Fra le prime cause i cercatori d’oro e le attività di disboscamento
Covid-19, tra gli indigeni dell’Amazzonia brasiliana la mortalità è più alta del 150%
I decessi sono aumentati di 9 volte fra il 1° maggio e il 15 giugno, indicando un trend in forte progressione
Brasile: i tassi di mortalità da Covid-19 fra i popoli indigeni più alti del 150% rispetto al resto della popolazione. Questo dato, insieme ad altre informazioni molto allarmanti, sono contenute in uno studio realizzato dal Coordinamento delle organizzazioni indigene dell’Amazzonia brasiliana (Coiab) e dall’Istituto di ricerca ambientale dell’Amazzonia (Ipam).

### [Domande di studio]
A) Trascrivi senza alcuna modifica il passo del brano che va da "Fra le prime" fino a "ambientale dell’Amazzonia (Ipam).".
B) Secondo il brano, quali organizzazioni hanno realizzato lo studio sulla mortalità da Covid-19 fra i popoli indigeni?

### [Dati forniti]

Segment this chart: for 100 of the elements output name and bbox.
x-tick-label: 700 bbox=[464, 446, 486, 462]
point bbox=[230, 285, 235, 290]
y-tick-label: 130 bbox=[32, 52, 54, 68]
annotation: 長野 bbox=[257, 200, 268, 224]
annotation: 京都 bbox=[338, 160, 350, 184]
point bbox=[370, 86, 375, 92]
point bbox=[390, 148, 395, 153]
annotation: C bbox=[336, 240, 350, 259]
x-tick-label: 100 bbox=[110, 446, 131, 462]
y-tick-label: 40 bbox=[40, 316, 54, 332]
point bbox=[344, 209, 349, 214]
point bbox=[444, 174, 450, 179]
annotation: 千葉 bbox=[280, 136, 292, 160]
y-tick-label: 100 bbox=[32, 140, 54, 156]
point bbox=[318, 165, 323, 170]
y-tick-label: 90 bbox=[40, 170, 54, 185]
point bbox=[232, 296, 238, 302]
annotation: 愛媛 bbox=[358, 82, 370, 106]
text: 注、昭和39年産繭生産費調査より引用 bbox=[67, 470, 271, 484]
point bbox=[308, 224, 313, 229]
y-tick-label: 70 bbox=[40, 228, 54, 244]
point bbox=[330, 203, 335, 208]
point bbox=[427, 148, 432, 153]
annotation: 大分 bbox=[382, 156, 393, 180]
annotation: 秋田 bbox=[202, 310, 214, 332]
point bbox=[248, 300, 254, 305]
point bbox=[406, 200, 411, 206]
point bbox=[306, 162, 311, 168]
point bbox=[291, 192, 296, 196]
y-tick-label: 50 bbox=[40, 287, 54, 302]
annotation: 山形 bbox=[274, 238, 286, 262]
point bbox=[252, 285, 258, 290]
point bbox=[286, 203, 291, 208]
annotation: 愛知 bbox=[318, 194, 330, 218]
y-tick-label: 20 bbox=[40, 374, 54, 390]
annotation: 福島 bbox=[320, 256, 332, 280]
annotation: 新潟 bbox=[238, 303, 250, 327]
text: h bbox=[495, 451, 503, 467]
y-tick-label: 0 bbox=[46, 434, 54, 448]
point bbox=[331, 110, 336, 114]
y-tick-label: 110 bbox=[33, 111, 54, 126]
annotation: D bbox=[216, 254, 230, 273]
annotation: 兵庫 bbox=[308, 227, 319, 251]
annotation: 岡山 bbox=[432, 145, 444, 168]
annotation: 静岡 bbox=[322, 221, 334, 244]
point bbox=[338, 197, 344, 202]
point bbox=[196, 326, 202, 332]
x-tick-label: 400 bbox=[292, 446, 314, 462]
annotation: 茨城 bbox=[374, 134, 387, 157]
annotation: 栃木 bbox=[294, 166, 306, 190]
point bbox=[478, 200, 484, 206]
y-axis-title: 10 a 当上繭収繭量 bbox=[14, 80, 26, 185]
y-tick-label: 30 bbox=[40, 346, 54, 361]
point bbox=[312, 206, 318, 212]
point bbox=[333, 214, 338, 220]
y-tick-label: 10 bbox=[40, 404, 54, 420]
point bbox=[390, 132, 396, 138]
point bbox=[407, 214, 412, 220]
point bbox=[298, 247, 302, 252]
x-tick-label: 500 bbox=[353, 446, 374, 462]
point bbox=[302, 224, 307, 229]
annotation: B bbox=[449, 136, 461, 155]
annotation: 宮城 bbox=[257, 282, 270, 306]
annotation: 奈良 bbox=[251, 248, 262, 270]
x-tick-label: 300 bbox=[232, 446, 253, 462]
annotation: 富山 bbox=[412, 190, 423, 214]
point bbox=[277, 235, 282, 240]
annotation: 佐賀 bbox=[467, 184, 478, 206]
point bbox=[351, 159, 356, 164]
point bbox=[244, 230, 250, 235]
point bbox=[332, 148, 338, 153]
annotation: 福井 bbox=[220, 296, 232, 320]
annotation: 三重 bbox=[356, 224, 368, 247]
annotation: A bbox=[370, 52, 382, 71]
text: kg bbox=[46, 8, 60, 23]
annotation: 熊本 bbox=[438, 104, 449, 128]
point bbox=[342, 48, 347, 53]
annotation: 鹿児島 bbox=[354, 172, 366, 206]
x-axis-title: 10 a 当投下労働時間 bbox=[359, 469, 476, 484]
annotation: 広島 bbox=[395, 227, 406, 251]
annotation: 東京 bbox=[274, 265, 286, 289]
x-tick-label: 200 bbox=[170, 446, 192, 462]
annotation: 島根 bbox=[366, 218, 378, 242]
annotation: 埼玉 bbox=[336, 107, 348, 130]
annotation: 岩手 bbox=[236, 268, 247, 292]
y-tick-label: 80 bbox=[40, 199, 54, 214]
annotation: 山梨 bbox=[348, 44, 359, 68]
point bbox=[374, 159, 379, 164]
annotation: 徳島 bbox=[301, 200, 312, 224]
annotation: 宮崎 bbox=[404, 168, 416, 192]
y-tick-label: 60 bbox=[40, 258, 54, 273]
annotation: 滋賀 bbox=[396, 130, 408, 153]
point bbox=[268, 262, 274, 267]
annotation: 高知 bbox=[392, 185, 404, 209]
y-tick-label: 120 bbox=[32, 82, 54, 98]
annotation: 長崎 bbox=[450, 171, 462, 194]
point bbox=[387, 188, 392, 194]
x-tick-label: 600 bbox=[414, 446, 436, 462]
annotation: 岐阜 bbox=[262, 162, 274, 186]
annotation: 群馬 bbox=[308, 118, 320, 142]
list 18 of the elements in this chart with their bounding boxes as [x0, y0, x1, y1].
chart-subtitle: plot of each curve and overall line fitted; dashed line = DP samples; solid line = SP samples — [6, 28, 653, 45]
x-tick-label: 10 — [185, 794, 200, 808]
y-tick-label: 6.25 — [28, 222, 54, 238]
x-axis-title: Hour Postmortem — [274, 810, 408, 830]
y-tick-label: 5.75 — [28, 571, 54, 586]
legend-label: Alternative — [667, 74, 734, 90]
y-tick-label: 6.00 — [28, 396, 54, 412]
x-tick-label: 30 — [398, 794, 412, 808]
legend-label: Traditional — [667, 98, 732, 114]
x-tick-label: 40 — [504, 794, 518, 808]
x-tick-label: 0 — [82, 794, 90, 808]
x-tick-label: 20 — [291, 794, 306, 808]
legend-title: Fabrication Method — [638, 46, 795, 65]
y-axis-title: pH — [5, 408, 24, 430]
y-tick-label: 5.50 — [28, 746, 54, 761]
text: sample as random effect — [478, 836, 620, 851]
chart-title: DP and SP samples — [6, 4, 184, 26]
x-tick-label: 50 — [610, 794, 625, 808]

### [Soluzioni in ordine]
A)
Fra le prime cause i cercatori d’oro e le attività di disboscamento
Covid-19, tra gli indigeni dell’Amazzonia brasiliana la mortalità è più alta del 150%
I decessi sono aumentati di 9 volte fra il 1° maggio e il 15 giugno, indicando un trend in forte progressione
Brasile: i tassi di mortalità da Covid-19 fra i popoli indigeni più alti del 150% rispetto al resto della popolazione. Questo dato, insieme ad altre informazioni molto allarmanti, sono contenute in uno studio realizzato dal Coordinamento delle organizzazioni indigene dell’Amazzonia brasiliana (Coiab) e dall’Istituto di ricerca ambientale dell’Amazzonia (Ipam).

B) Il Coordinamento delle organizzazioni indigene dell’Amazzonia brasiliana (Coiab) e l’Istituto di ricerca ambientale dell’Amazzonia (Ipam).